FREDERICK STOCK

1872-1942

When Ed Rich the headmaster of Town School for Boys in San Francisco asked this 11-year-old record collector to become the music critic of the Town Crier, a monthly sheet if I remember right, perhaps I should have told him I wasn’t ready to distinguish between useful, empathetic criticism and my own juvenile failure to resist imperfect perceptions. Thus I trashed poor Frederick Stock in one of my first reviews. I’d seen a picture of him looking a bit rumpled, and therefore inept, as he rehearsed his Chicago Symphony in that perennial wing collar, and after hearing his recording of Brahms’ Third with its leisurely third movement I insulted the man something fierce, writing that the music sounded so tired it was as if an old man were trying to make his way over the Alps. Oh dear!

A million years later I listen to that same Brahms recording, now safely transferred from “78” to CD, and see where I went wrong. Yes, the third movement is slow, even (on purpose I think) a bit spent. But this is no ancient slipping on an Alpine ascent, the performance is quite strong enough, becoming rather profound indeed, and with the most amorous and pleading of cello brigades. Yes, I goofed.

And the first movement? Flooded with feeling, lightly. Snappy and organic, with no giant gestures as the music shoves off, the effect is almost Mozartian. Stock allows himself a big impetuosity now and then, rushing for instance into the passions of the development. A little later the solo horn is melodizing at 39,000 feet, fondly, sweetly. The clouds smile. And near movement’s-end there’s a three star felicity, the violas entering midway in bar 214, sandwiched by sustained violins and cellos, with a We’re Here, Folks salute and the deepest of deep warm tones, a buzzy walnut oil warmth. Well, Stock was a violist in the Chicago Symphony before this very clever young man from Germany – he was a conservatory mate of Mengelberg’s – became its conductor in 1905. He’d remain in that post for 37 years, conducting regular concerts, pops concerts, children’s concerts, taking the orchestra off to Detroit on the night train to appear on the General Motors Hour, and not bothering to make much of a career elsewhere. He preferred to stay home in Hyde Park and write Glazounovian music that still, some of it, wears rather well. He was of course typed as somewhat inferior to more peripatetic maestri, but this is to miss what a delightful conductor he was. Not as elegant and seignorial, say, as Koussevitzky, or as demonically dramatic as Mengelberg, but we don’t need clones of those and other Larger than Lifes.

Stored data

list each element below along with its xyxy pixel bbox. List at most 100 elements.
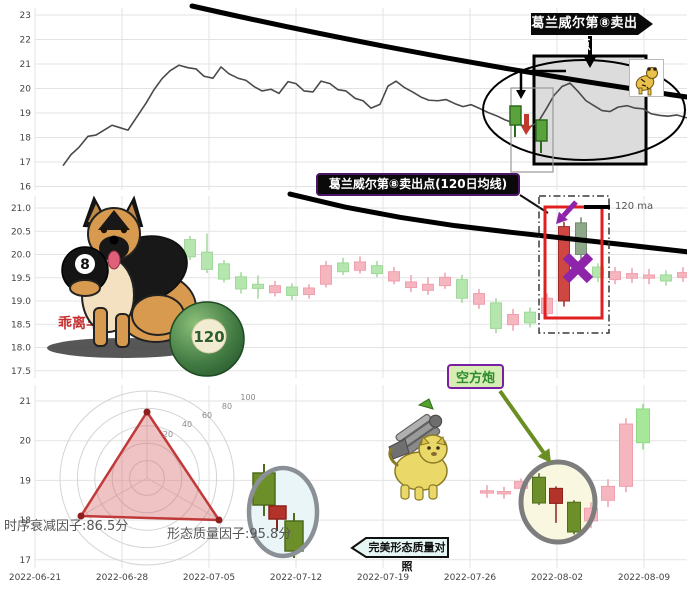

Task details
Reproduce word for word the stretch of the essay on Frederick Stock above from "When Ed Rich" through "Alps. Oh dear!".

Exercise answer
When Ed Rich the headmaster of Town School for Boys in San Francisco asked this 11-year-old record collector to become the music critic of the Town Crier, a monthly sheet if I remember right, perhaps I should have told him I wasn’t ready to distinguish between useful, empathetic criticism and my own juvenile failure to resist imperfect perceptions. Thus I trashed poor Frederick Stock in one of my first reviews. I’d seen a picture of him looking a bit rumpled, and therefore inept, as he rehearsed his Chicago Symphony in that perennial wing collar, and after hearing his recording of Brahms’ Third with its leisurely third movement I insulted the man something fierce, writing that the music sounded so tired it was as if an old man were trying to make his way over the Alps. Oh dear!